**Instructions for the task:**
Restate each line of the listing exactly, without carrying over any pictures.

++++++++++

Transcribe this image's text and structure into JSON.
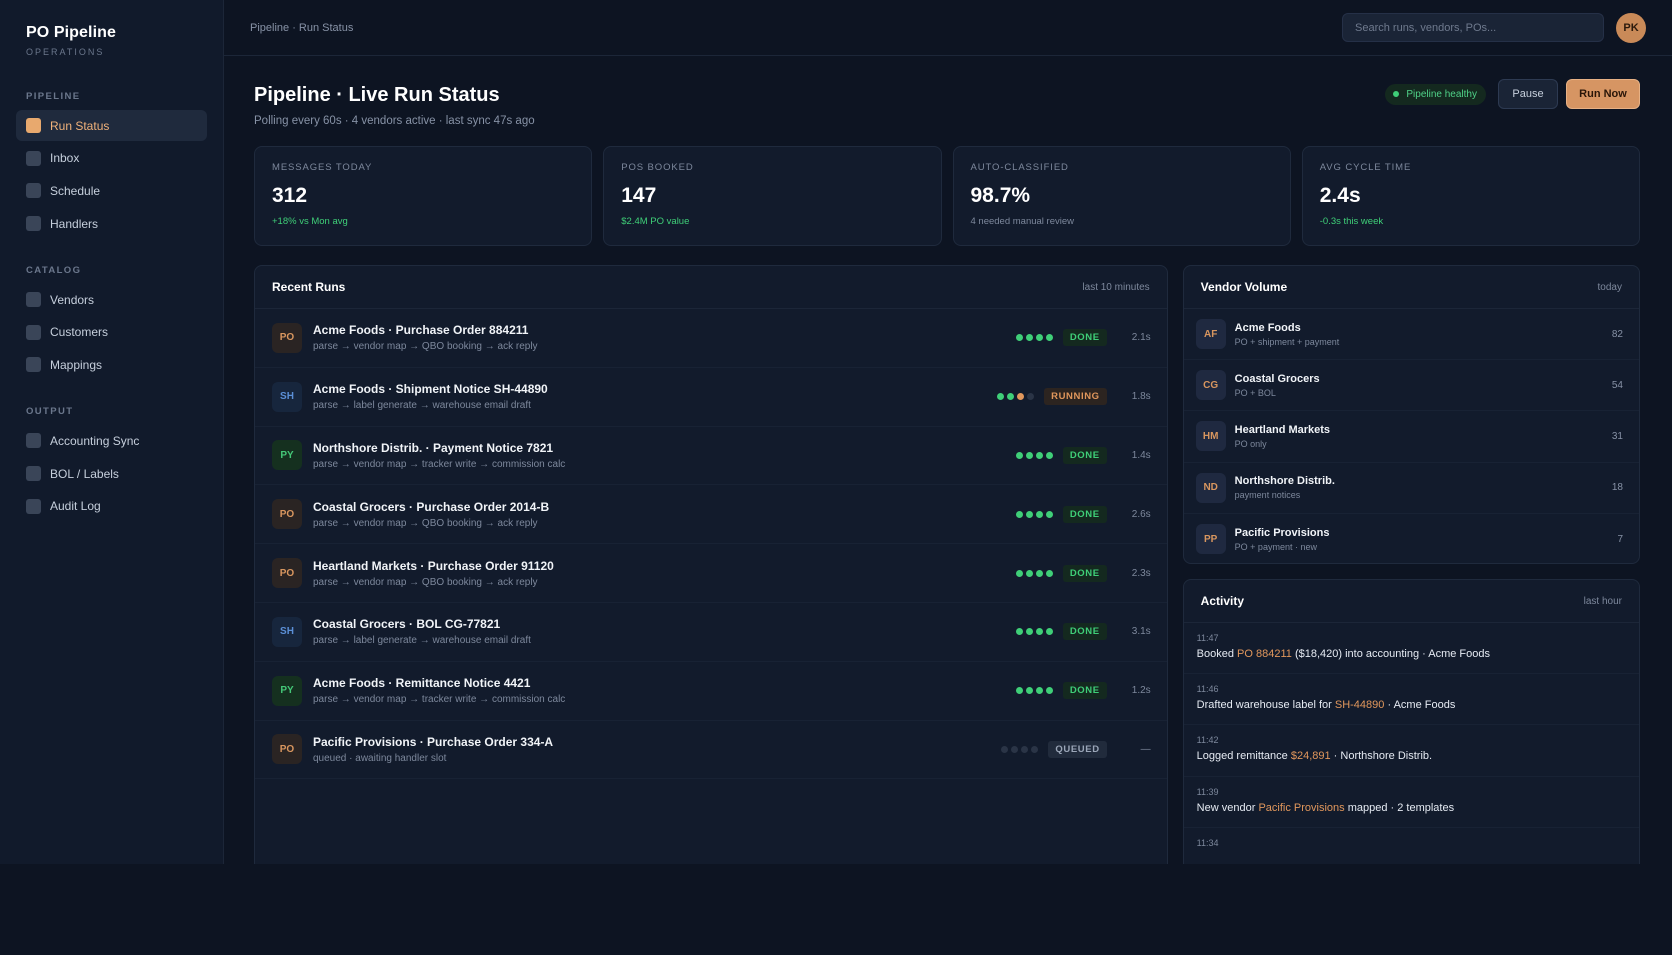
{
  "brand": {
    "title": "PO Pipeline",
    "subtitle": "OPERATIONS"
  },
  "sidebar": {
    "sections": [
      {
        "title": "PIPELINE",
        "items": [
          {
            "label": "Run Status",
            "active": true
          },
          {
            "label": "Inbox"
          },
          {
            "label": "Schedule"
          },
          {
            "label": "Handlers"
          }
        ]
      },
      {
        "title": "CATALOG",
        "items": [
          {
            "label": "Vendors"
          },
          {
            "label": "Customers"
          },
          {
            "label": "Mappings"
          }
        ]
      },
      {
        "title": "OUTPUT",
        "items": [
          {
            "label": "Accounting Sync"
          },
          {
            "label": "BOL / Labels"
          },
          {
            "label": "Audit Log"
          }
        ]
      }
    ]
  },
  "topbar": {
    "breadcrumb": "Pipeline · Run Status",
    "search_placeholder": "Search runs, vendors, POs...",
    "avatar_initials": "PK"
  },
  "header": {
    "title": "Pipeline · Live Run Status",
    "subtitle": "Polling every 60s · 4 vendors active · last sync 47s ago",
    "health_label": "Pipeline healthy",
    "pause_label": "Pause",
    "run_label": "Run Now"
  },
  "stats": [
    {
      "label": "MESSAGES TODAY",
      "value": "312",
      "note": "+18% vs Mon avg",
      "tone": "green"
    },
    {
      "label": "POS BOOKED",
      "value": "147",
      "note": "$2.4M PO value",
      "tone": "green"
    },
    {
      "label": "AUTO-CLASSIFIED",
      "value": "98.7%",
      "note": "4 needed manual review",
      "tone": "muted"
    },
    {
      "label": "AVG CYCLE TIME",
      "value": "2.4s",
      "note": "-0.3s this week",
      "tone": "green"
    }
  ],
  "runs": {
    "title": "Recent Runs",
    "meta": "last 10 minutes",
    "rows": [
      {
        "badge": "PO",
        "kind": "po",
        "title": "Acme Foods · Purchase Order 884211",
        "steps": "parse → vendor map → QBO booking → ack reply",
        "progress": [
          1,
          1,
          1,
          1
        ],
        "status": "DONE",
        "time": "2.1s"
      },
      {
        "badge": "SH",
        "kind": "sh",
        "title": "Acme Foods · Shipment Notice SH-44890",
        "steps": "parse → label generate → warehouse email draft",
        "progress": [
          1,
          1,
          2,
          0
        ],
        "status": "RUNNING",
        "time": "1.8s"
      },
      {
        "badge": "PY",
        "kind": "py",
        "title": "Northshore Distrib. · Payment Notice 7821",
        "steps": "parse → vendor map → tracker write → commission calc",
        "progress": [
          1,
          1,
          1,
          1
        ],
        "status": "DONE",
        "time": "1.4s"
      },
      {
        "badge": "PO",
        "kind": "po",
        "title": "Coastal Grocers · Purchase Order 2014-B",
        "steps": "parse → vendor map → QBO booking → ack reply",
        "progress": [
          1,
          1,
          1,
          1
        ],
        "status": "DONE",
        "time": "2.6s"
      },
      {
        "badge": "PO",
        "kind": "po",
        "title": "Heartland Markets · Purchase Order 91120",
        "steps": "parse → vendor map → QBO booking → ack reply",
        "progress": [
          1,
          1,
          1,
          1
        ],
        "status": "DONE",
        "time": "2.3s"
      },
      {
        "badge": "SH",
        "kind": "sh",
        "title": "Coastal Grocers · BOL CG-77821",
        "steps": "parse → label generate → warehouse email draft",
        "progress": [
          1,
          1,
          1,
          1
        ],
        "status": "DONE",
        "time": "3.1s"
      },
      {
        "badge": "PY",
        "kind": "py",
        "title": "Acme Foods · Remittance Notice 4421",
        "steps": "parse → vendor map → tracker write → commission calc",
        "progress": [
          1,
          1,
          1,
          1
        ],
        "status": "DONE",
        "time": "1.2s"
      },
      {
        "badge": "PO",
        "kind": "po",
        "title": "Pacific Provisions · Purchase Order 334-A",
        "steps": "queued · awaiting handler slot",
        "progress": [
          0,
          0,
          0,
          0
        ],
        "status": "QUEUED",
        "time": "—"
      }
    ]
  },
  "vendors": {
    "title": "Vendor Volume",
    "meta": "today",
    "rows": [
      {
        "initials": "AF",
        "name": "Acme Foods",
        "sub": "PO + shipment + payment",
        "count": "82"
      },
      {
        "initials": "CG",
        "name": "Coastal Grocers",
        "sub": "PO + BOL",
        "count": "54"
      },
      {
        "initials": "HM",
        "name": "Heartland Markets",
        "sub": "PO only",
        "count": "31"
      },
      {
        "initials": "ND",
        "name": "Northshore Distrib.",
        "sub": "payment notices",
        "count": "18"
      },
      {
        "initials": "PP",
        "name": "Pacific Provisions",
        "sub": "PO + payment · new",
        "count": "7"
      }
    ]
  },
  "activity": {
    "title": "Activity",
    "meta": "last hour",
    "items": [
      {
        "time": "11:47",
        "parts": [
          [
            "Booked ",
            false
          ],
          [
            "PO 884211",
            true
          ],
          [
            " ($18,420) into accounting · Acme Foods",
            false
          ]
        ]
      },
      {
        "time": "11:46",
        "parts": [
          [
            "Drafted warehouse label for ",
            false
          ],
          [
            "SH-44890",
            true
          ],
          [
            " · Acme Foods",
            false
          ]
        ]
      },
      {
        "time": "11:42",
        "parts": [
          [
            "Logged remittance ",
            false
          ],
          [
            "$24,891",
            true
          ],
          [
            " · Northshore Distrib.",
            false
          ]
        ]
      },
      {
        "time": "11:39",
        "parts": [
          [
            "New vendor ",
            false
          ],
          [
            "Pacific Provisions",
            true
          ],
          [
            " mapped · 2 templates",
            false
          ]
        ]
      },
      {
        "time": "11:34",
        "parts": []
      }
    ]
  },
  "colors": {
    "accent": "#d69563",
    "success": "#3fcf78",
    "background": "#0d1422",
    "panel": "#121b2c"
  }
}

++++++++++

**Result:**
Transcribe this image's text and structure into JSON.
{
  "brand": {
    "title": "PO Pipeline",
    "subtitle": "OPERATIONS"
  },
  "sidebar": {
    "sections": [
      {
        "title": "PIPELINE",
        "items": [
          {
            "label": "Run Status",
            "active": true
          },
          {
            "label": "Inbox"
          },
          {
            "label": "Schedule"
          },
          {
            "label": "Handlers"
          }
        ]
      },
      {
        "title": "CATALOG",
        "items": [
          {
            "label": "Vendors"
          },
          {
            "label": "Customers"
          },
          {
            "label": "Mappings"
          }
        ]
      },
      {
        "title": "OUTPUT",
        "items": [
          {
            "label": "Accounting Sync"
          },
          {
            "label": "BOL / Labels"
          },
          {
            "label": "Audit Log"
          }
        ]
      }
    ]
  },
  "topbar": {
    "breadcrumb": "Pipeline · Run Status",
    "search_placeholder": "Search runs, vendors, POs...",
    "avatar_initials": "PK"
  },
  "header": {
    "title": "Pipeline · Live Run Status",
    "subtitle": "Polling every 60s · 4 vendors active · last sync 47s ago",
    "health_label": "Pipeline healthy",
    "pause_label": "Pause",
    "run_label": "Run Now"
  },
  "stats": [
    {
      "label": "MESSAGES TODAY",
      "value": "312",
      "note": "+18% vs Mon avg",
      "tone": "green"
    },
    {
      "label": "POS BOOKED",
      "value": "147",
      "note": "$2.4M PO value",
      "tone": "green"
    },
    {
      "label": "AUTO-CLASSIFIED",
      "value": "98.7%",
      "note": "4 needed manual review",
      "tone": "muted"
    },
    {
      "label": "AVG CYCLE TIME",
      "value": "2.4s",
      "note": "-0.3s this week",
      "tone": "green"
    }
  ],
  "runs": {
    "title": "Recent Runs",
    "meta": "last 10 minutes",
    "rows": [
      {
        "badge": "PO",
        "kind": "po",
        "title": "Acme Foods · Purchase Order 884211",
        "steps": "parse → vendor map → QBO booking → ack reply",
        "progress": [
          1,
          1,
          1,
          1
        ],
        "status": "DONE",
        "time": "2.1s"
      },
      {
        "badge": "SH",
        "kind": "sh",
        "title": "Acme Foods · Shipment Notice SH-44890",
        "steps": "parse → label generate → warehouse email draft",
        "progress": [
          1,
          1,
          2,
          0
        ],
        "status": "RUNNING",
        "time": "1.8s"
      },
      {
        "badge": "PY",
        "kind": "py",
        "title": "Northshore Distrib. · Payment Notice 7821",
        "steps": "parse → vendor map → tracker write → commission calc",
        "progress": [
          1,
          1,
          1,
          1
        ],
        "status": "DONE",
        "time": "1.4s"
      },
      {
        "badge": "PO",
        "kind": "po",
        "title": "Coastal Grocers · Purchase Order 2014-B",
        "steps": "parse → vendor map → QBO booking → ack reply",
        "progress": [
          1,
          1,
          1,
          1
        ],
        "status": "DONE",
        "time": "2.6s"
      },
      {
        "badge": "PO",
        "kind": "po",
        "title": "Heartland Markets · Purchase Order 91120",
        "steps": "parse → vendor map → QBO booking → ack reply",
        "progress": [
          1,
          1,
          1,
          1
        ],
        "status": "DONE",
        "time": "2.3s"
      },
      {
        "badge": "SH",
        "kind": "sh",
        "title": "Coastal Grocers · BOL CG-77821",
        "steps": "parse → label generate → warehouse email draft",
        "progress": [
          1,
          1,
          1,
          1
        ],
        "status": "DONE",
        "time": "3.1s"
      },
      {
        "badge": "PY",
        "kind": "py",
        "title": "Acme Foods · Remittance Notice 4421",
        "steps": "parse → vendor map → tracker write → commission calc",
        "progress": [
          1,
          1,
          1,
          1
        ],
        "status": "DONE",
        "time": "1.2s"
      },
      {
        "badge": "PO",
        "kind": "po",
        "title": "Pacific Provisions · Purchase Order 334-A",
        "steps": "queued · awaiting handler slot",
        "progress": [
          0,
          0,
          0,
          0
        ],
        "status": "QUEUED",
        "time": "—"
      }
    ]
  },
  "vendors": {
    "title": "Vendor Volume",
    "meta": "today",
    "rows": [
      {
        "initials": "AF",
        "name": "Acme Foods",
        "sub": "PO + shipment + payment",
        "count": "82"
      },
      {
        "initials": "CG",
        "name": "Coastal Grocers",
        "sub": "PO + BOL",
        "count": "54"
      },
      {
        "initials": "HM",
        "name": "Heartland Markets",
        "sub": "PO only",
        "count": "31"
      },
      {
        "initials": "ND",
        "name": "Northshore Distrib.",
        "sub": "payment notices",
        "count": "18"
      },
      {
        "initials": "PP",
        "name": "Pacific Provisions",
        "sub": "PO + payment · new",
        "count": "7"
      }
    ]
  },
  "activity": {
    "title": "Activity",
    "meta": "last hour",
    "items": [
      {
        "time": "11:47",
        "parts": [
          [
            "Booked ",
            false
          ],
          [
            "PO 884211",
            true
          ],
          [
            " ($18,420) into accounting · Acme Foods",
            false
          ]
        ]
      },
      {
        "time": "11:46",
        "parts": [
          [
            "Drafted warehouse label for ",
            false
          ],
          [
            "SH-44890",
            true
          ],
          [
            " · Acme Foods",
            false
          ]
        ]
      },
      {
        "time": "11:42",
        "parts": [
          [
            "Logged remittance ",
            false
          ],
          [
            "$24,891",
            true
          ],
          [
            " · Northshore Distrib.",
            false
          ]
        ]
      },
      {
        "time": "11:39",
        "parts": [
          [
            "New vendor ",
            false
          ],
          [
            "Pacific Provisions",
            true
          ],
          [
            " mapped · 2 templates",
            false
          ]
        ]
      },
      {
        "time": "11:34",
        "parts": []
      }
    ]
  },
  "colors": {
    "accent": "#d69563",
    "success": "#3fcf78",
    "background": "#0d1422",
    "panel": "#121b2c"
  }
}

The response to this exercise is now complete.